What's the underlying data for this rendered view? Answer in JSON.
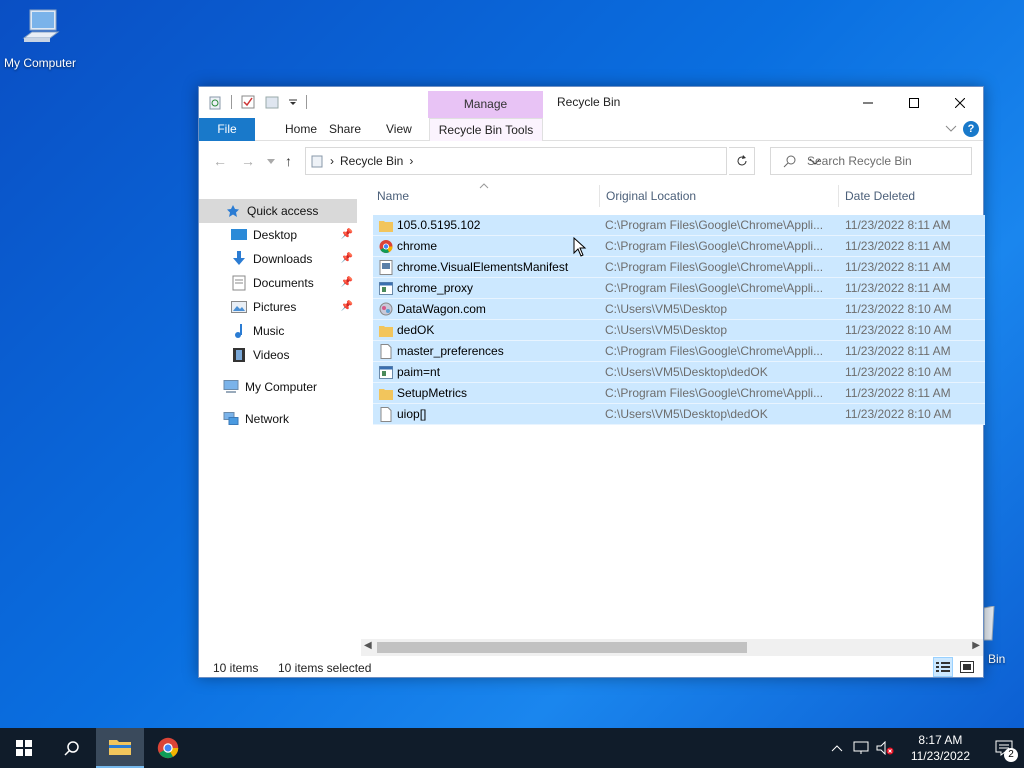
{
  "desktop": {
    "my_computer_label": "My Computer",
    "recycle_bin_partial_label": "Bin"
  },
  "window": {
    "title": "Recycle Bin",
    "manage_tab": "Manage",
    "ribbon": {
      "file": "File",
      "home": "Home",
      "share": "Share",
      "view": "View",
      "tools": "Recycle Bin Tools"
    },
    "address": {
      "crumb": "Recycle Bin"
    },
    "search_placeholder": "Search Recycle Bin",
    "sidebar": {
      "items": [
        {
          "label": "Quick access",
          "icon": "star-icon"
        },
        {
          "label": "Desktop",
          "icon": "desktop-folder-icon",
          "pinned": true
        },
        {
          "label": "Downloads",
          "icon": "download-arrow-icon",
          "pinned": true
        },
        {
          "label": "Documents",
          "icon": "document-icon",
          "pinned": true
        },
        {
          "label": "Pictures",
          "icon": "pictures-icon",
          "pinned": true
        },
        {
          "label": "Music",
          "icon": "music-note-icon"
        },
        {
          "label": "Videos",
          "icon": "film-icon"
        },
        {
          "label": "My Computer",
          "icon": "computer-icon"
        },
        {
          "label": "Network",
          "icon": "network-icon"
        }
      ]
    },
    "columns": {
      "name": "Name",
      "original_location": "Original Location",
      "date_deleted": "Date Deleted"
    },
    "files": [
      {
        "name": "105.0.5195.102",
        "location": "C:\\Program Files\\Google\\Chrome\\Appli...",
        "date": "11/23/2022 8:11 AM",
        "icon": "folder-icon"
      },
      {
        "name": "chrome",
        "location": "C:\\Program Files\\Google\\Chrome\\Appli...",
        "date": "11/23/2022 8:11 AM",
        "icon": "chrome-icon"
      },
      {
        "name": "chrome.VisualElementsManifest",
        "location": "C:\\Program Files\\Google\\Chrome\\Appli...",
        "date": "11/23/2022 8:11 AM",
        "icon": "manifest-file-icon"
      },
      {
        "name": "chrome_proxy",
        "location": "C:\\Program Files\\Google\\Chrome\\Appli...",
        "date": "11/23/2022 8:11 AM",
        "icon": "exe-file-icon"
      },
      {
        "name": "DataWagon.com",
        "location": "C:\\Users\\VM5\\Desktop",
        "date": "11/23/2022 8:10 AM",
        "icon": "com-file-icon"
      },
      {
        "name": "dedOK",
        "location": "C:\\Users\\VM5\\Desktop",
        "date": "11/23/2022 8:10 AM",
        "icon": "folder-icon"
      },
      {
        "name": "master_preferences",
        "location": "C:\\Program Files\\Google\\Chrome\\Appli...",
        "date": "11/23/2022 8:11 AM",
        "icon": "blank-file-icon"
      },
      {
        "name": "paim=nt",
        "location": "C:\\Users\\VM5\\Desktop\\dedOK",
        "date": "11/23/2022 8:10 AM",
        "icon": "exe-file-icon"
      },
      {
        "name": "SetupMetrics",
        "location": "C:\\Program Files\\Google\\Chrome\\Appli...",
        "date": "11/23/2022 8:11 AM",
        "icon": "folder-icon"
      },
      {
        "name": "uiop[]",
        "location": "C:\\Users\\VM5\\Desktop\\dedOK",
        "date": "11/23/2022 8:10 AM",
        "icon": "blank-file-icon"
      }
    ],
    "status": {
      "count": "10 items",
      "selected": "10 items selected"
    }
  },
  "taskbar": {
    "time": "8:17 AM",
    "date": "11/23/2022",
    "notification_count": "2"
  },
  "colors": {
    "selection": "#cce8ff",
    "file_tab": "#1979ca",
    "manage_tab": "#e8c3f5",
    "taskbar": "#101c2a"
  }
}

**GIVEN PROBLEM**
Write out every line above exactly as it is, leaving out the pictures.

**CORRECT OUTPUT**
What's the underlying data for this rendered view? Answer in JSON.
{
  "desktop": {
    "my_computer_label": "My Computer",
    "recycle_bin_partial_label": "Bin"
  },
  "window": {
    "title": "Recycle Bin",
    "manage_tab": "Manage",
    "ribbon": {
      "file": "File",
      "home": "Home",
      "share": "Share",
      "view": "View",
      "tools": "Recycle Bin Tools"
    },
    "address": {
      "crumb": "Recycle Bin"
    },
    "search_placeholder": "Search Recycle Bin",
    "sidebar": {
      "items": [
        {
          "label": "Quick access",
          "icon": "star-icon"
        },
        {
          "label": "Desktop",
          "icon": "desktop-folder-icon",
          "pinned": true
        },
        {
          "label": "Downloads",
          "icon": "download-arrow-icon",
          "pinned": true
        },
        {
          "label": "Documents",
          "icon": "document-icon",
          "pinned": true
        },
        {
          "label": "Pictures",
          "icon": "pictures-icon",
          "pinned": true
        },
        {
          "label": "Music",
          "icon": "music-note-icon"
        },
        {
          "label": "Videos",
          "icon": "film-icon"
        },
        {
          "label": "My Computer",
          "icon": "computer-icon"
        },
        {
          "label": "Network",
          "icon": "network-icon"
        }
      ]
    },
    "columns": {
      "name": "Name",
      "original_location": "Original Location",
      "date_deleted": "Date Deleted"
    },
    "files": [
      {
        "name": "105.0.5195.102",
        "location": "C:\\Program Files\\Google\\Chrome\\Appli...",
        "date": "11/23/2022 8:11 AM",
        "icon": "folder-icon"
      },
      {
        "name": "chrome",
        "location": "C:\\Program Files\\Google\\Chrome\\Appli...",
        "date": "11/23/2022 8:11 AM",
        "icon": "chrome-icon"
      },
      {
        "name": "chrome.VisualElementsManifest",
        "location": "C:\\Program Files\\Google\\Chrome\\Appli...",
        "date": "11/23/2022 8:11 AM",
        "icon": "manifest-file-icon"
      },
      {
        "name": "chrome_proxy",
        "location": "C:\\Program Files\\Google\\Chrome\\Appli...",
        "date": "11/23/2022 8:11 AM",
        "icon": "exe-file-icon"
      },
      {
        "name": "DataWagon.com",
        "location": "C:\\Users\\VM5\\Desktop",
        "date": "11/23/2022 8:10 AM",
        "icon": "com-file-icon"
      },
      {
        "name": "dedOK",
        "location": "C:\\Users\\VM5\\Desktop",
        "date": "11/23/2022 8:10 AM",
        "icon": "folder-icon"
      },
      {
        "name": "master_preferences",
        "location": "C:\\Program Files\\Google\\Chrome\\Appli...",
        "date": "11/23/2022 8:11 AM",
        "icon": "blank-file-icon"
      },
      {
        "name": "paim=nt",
        "location": "C:\\Users\\VM5\\Desktop\\dedOK",
        "date": "11/23/2022 8:10 AM",
        "icon": "exe-file-icon"
      },
      {
        "name": "SetupMetrics",
        "location": "C:\\Program Files\\Google\\Chrome\\Appli...",
        "date": "11/23/2022 8:11 AM",
        "icon": "folder-icon"
      },
      {
        "name": "uiop[]",
        "location": "C:\\Users\\VM5\\Desktop\\dedOK",
        "date": "11/23/2022 8:10 AM",
        "icon": "blank-file-icon"
      }
    ],
    "status": {
      "count": "10 items",
      "selected": "10 items selected"
    }
  },
  "taskbar": {
    "time": "8:17 AM",
    "date": "11/23/2022",
    "notification_count": "2"
  },
  "colors": {
    "selection": "#cce8ff",
    "file_tab": "#1979ca",
    "manage_tab": "#e8c3f5",
    "taskbar": "#101c2a"
  }
}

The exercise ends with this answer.